[Raw records]
● ● ●
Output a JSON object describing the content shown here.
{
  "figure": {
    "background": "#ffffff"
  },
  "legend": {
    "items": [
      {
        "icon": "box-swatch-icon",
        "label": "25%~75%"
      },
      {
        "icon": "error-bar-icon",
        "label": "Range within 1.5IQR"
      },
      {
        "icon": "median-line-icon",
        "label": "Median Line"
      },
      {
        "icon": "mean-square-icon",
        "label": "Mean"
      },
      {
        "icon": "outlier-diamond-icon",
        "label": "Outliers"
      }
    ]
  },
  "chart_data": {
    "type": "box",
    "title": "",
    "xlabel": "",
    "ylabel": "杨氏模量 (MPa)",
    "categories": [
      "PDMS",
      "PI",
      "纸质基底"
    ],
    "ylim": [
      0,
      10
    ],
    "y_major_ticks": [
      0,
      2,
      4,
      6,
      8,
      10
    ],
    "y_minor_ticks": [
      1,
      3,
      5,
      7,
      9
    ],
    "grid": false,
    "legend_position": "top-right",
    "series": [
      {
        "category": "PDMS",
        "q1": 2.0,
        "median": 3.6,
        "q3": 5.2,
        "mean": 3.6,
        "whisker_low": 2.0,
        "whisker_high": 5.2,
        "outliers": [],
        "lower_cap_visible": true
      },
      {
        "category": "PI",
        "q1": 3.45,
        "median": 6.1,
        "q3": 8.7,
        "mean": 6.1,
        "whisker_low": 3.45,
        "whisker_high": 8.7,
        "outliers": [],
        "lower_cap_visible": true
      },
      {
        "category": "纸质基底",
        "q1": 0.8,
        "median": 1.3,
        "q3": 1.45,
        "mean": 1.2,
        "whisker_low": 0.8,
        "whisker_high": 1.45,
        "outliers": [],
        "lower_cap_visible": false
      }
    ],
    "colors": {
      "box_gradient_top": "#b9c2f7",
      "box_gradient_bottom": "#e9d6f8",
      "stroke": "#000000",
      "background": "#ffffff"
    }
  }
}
● ● ●
▸ **Stated goal**
Write out all the data again, exactly as it appears.

▸ **Written reply**
Output a JSON object describing the content shown here.
{
  "figure": {
    "background": "#ffffff"
  },
  "legend": {
    "items": [
      {
        "icon": "box-swatch-icon",
        "label": "25%~75%"
      },
      {
        "icon": "error-bar-icon",
        "label": "Range within 1.5IQR"
      },
      {
        "icon": "median-line-icon",
        "label": "Median Line"
      },
      {
        "icon": "mean-square-icon",
        "label": "Mean"
      },
      {
        "icon": "outlier-diamond-icon",
        "label": "Outliers"
      }
    ]
  },
  "chart_data": {
    "type": "box",
    "title": "",
    "xlabel": "",
    "ylabel": "杨氏模量 (MPa)",
    "categories": [
      "PDMS",
      "PI",
      "纸质基底"
    ],
    "ylim": [
      0,
      10
    ],
    "y_major_ticks": [
      0,
      2,
      4,
      6,
      8,
      10
    ],
    "y_minor_ticks": [
      1,
      3,
      5,
      7,
      9
    ],
    "grid": false,
    "legend_position": "top-right",
    "series": [
      {
        "category": "PDMS",
        "q1": 2.0,
        "median": 3.6,
        "q3": 5.2,
        "mean": 3.6,
        "whisker_low": 2.0,
        "whisker_high": 5.2,
        "outliers": [],
        "lower_cap_visible": true
      },
      {
        "category": "PI",
        "q1": 3.45,
        "median": 6.1,
        "q3": 8.7,
        "mean": 6.1,
        "whisker_low": 3.45,
        "whisker_high": 8.7,
        "outliers": [],
        "lower_cap_visible": true
      },
      {
        "category": "纸质基底",
        "q1": 0.8,
        "median": 1.3,
        "q3": 1.45,
        "mean": 1.2,
        "whisker_low": 0.8,
        "whisker_high": 1.45,
        "outliers": [],
        "lower_cap_visible": false
      }
    ],
    "colors": {
      "box_gradient_top": "#b9c2f7",
      "box_gradient_bottom": "#e9d6f8",
      "stroke": "#000000",
      "background": "#ffffff"
    }
  }
}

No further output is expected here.